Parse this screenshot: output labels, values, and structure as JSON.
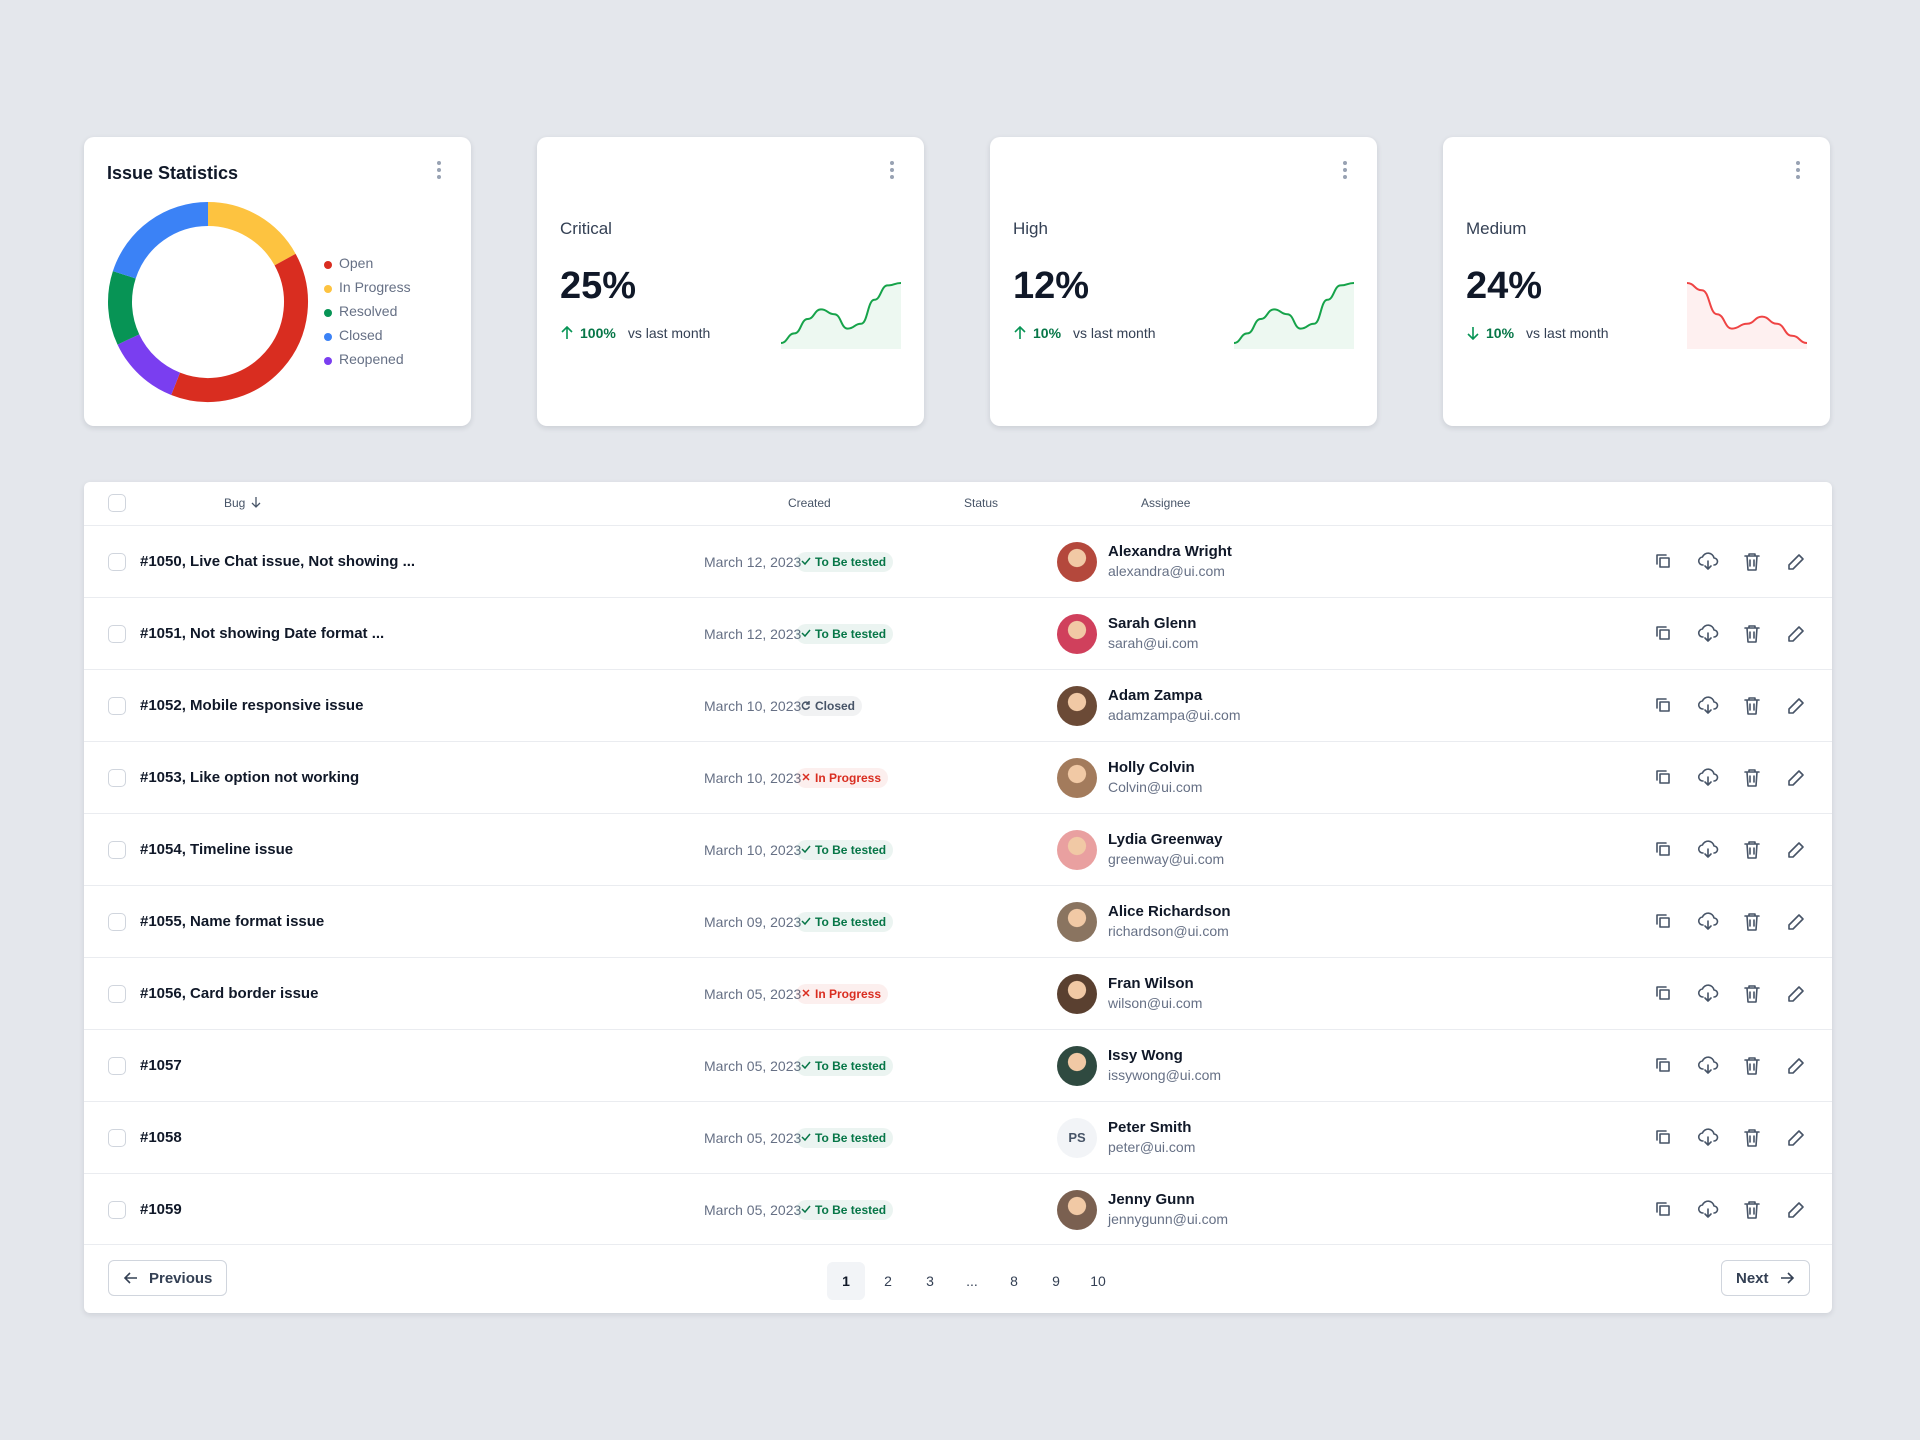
{
  "chart_data": {
    "type": "donut",
    "title": "Issue Statistics",
    "categories": [
      "Open",
      "In Progress",
      "Resolved",
      "Closed",
      "Reopened"
    ],
    "values": [
      39,
      17,
      12,
      20,
      12
    ],
    "colors": [
      "#d92d20",
      "#fdc340",
      "#079455",
      "#3b82f6",
      "#7a3ef0"
    ]
  },
  "cards": [
    {
      "label": "Critical",
      "value": "25%",
      "change": "100%",
      "note": "vs last month",
      "direction": "up",
      "color": "#16a34a",
      "trend": [
        0,
        2,
        5,
        7,
        6,
        3,
        4,
        9,
        12,
        12.5
      ]
    },
    {
      "label": "High",
      "value": "12%",
      "change": "10%",
      "note": "vs last month",
      "direction": "up",
      "color": "#16a34a",
      "trend": [
        0,
        2,
        5,
        7,
        6,
        3,
        4,
        9,
        12,
        12.5
      ]
    },
    {
      "label": "Medium",
      "value": "24%",
      "change": "10%",
      "note": "vs last month",
      "direction": "down",
      "color": "#ef4444",
      "trend": [
        12.5,
        11,
        6,
        3,
        4,
        5.5,
        4,
        1.5,
        0
      ]
    }
  ],
  "table": {
    "headers": [
      "Bug",
      "Created",
      "Status",
      "Assignee"
    ],
    "rows": [
      {
        "bug": "#1050, Live Chat issue, Not showing ...",
        "created": "March 12, 2023",
        "status": "To Be tested",
        "status_color": "#067647",
        "name": "Alexandra Wright",
        "email": "alexandra@ui.com",
        "avatar": "#b4483c"
      },
      {
        "bug": "#1051, Not showing Date format ...",
        "created": "March 12, 2023",
        "status": "To Be tested",
        "status_color": "#067647",
        "name": "Sarah Glenn",
        "email": "sarah@ui.com",
        "avatar": "#d0405c"
      },
      {
        "bug": "#1052, Mobile responsive issue",
        "created": "March 10, 2023",
        "status": "Closed",
        "status_color": "#475467",
        "name": "Adam Zampa",
        "email": "adamzampa@ui.com",
        "avatar": "#6b4a36"
      },
      {
        "bug": "#1053, Like option not working",
        "created": "March 10, 2023",
        "status": "In Progress",
        "status_color": "#d92d20",
        "name": "Holly Colvin",
        "email": "Colvin@ui.com",
        "avatar": "#a37b5c"
      },
      {
        "bug": "#1054, Timeline issue",
        "created": "March 10, 2023",
        "status": "To Be tested",
        "status_color": "#067647",
        "name": "Lydia Greenway",
        "email": "greenway@ui.com",
        "avatar": "#e9a0a0"
      },
      {
        "bug": "#1055, Name format issue",
        "created": "March 09, 2023",
        "status": "To Be tested",
        "status_color": "#067647",
        "name": "Alice Richardson",
        "email": "richardson@ui.com",
        "avatar": "#8a7460"
      },
      {
        "bug": "#1056, Card border issue",
        "created": "March 05, 2023",
        "status": "In Progress",
        "status_color": "#d92d20",
        "name": "Fran Wilson",
        "email": "wilson@ui.com",
        "avatar": "#5a4030"
      },
      {
        "bug": "#1057",
        "created": "March 05, 2023",
        "status": "To Be tested",
        "status_color": "#067647",
        "name": "Issy Wong",
        "email": "issywong@ui.com",
        "avatar": "#2f4a40"
      },
      {
        "bug": "#1058",
        "created": "March 05, 2023",
        "status": "To Be tested",
        "status_color": "#067647",
        "name": "Peter Smith",
        "email": "peter@ui.com",
        "initials": "PS"
      },
      {
        "bug": "#1059",
        "created": "March 05, 2023",
        "status": "To Be tested",
        "status_color": "#067647",
        "name": "Jenny Gunn",
        "email": "jennygunn@ui.com",
        "avatar": "#7a6050"
      }
    ]
  },
  "pagination": {
    "previous": "Previous",
    "pages": [
      "1",
      "2",
      "3",
      "...",
      "8",
      "9",
      "10"
    ],
    "next": "Next"
  }
}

REQUIRED TASK:
Select every line above that contains the word "format", and copy it.

FINAL ANSWER:
        "bug": "#1051, Not showing Date format ...",
        "bug": "#1055, Name format issue",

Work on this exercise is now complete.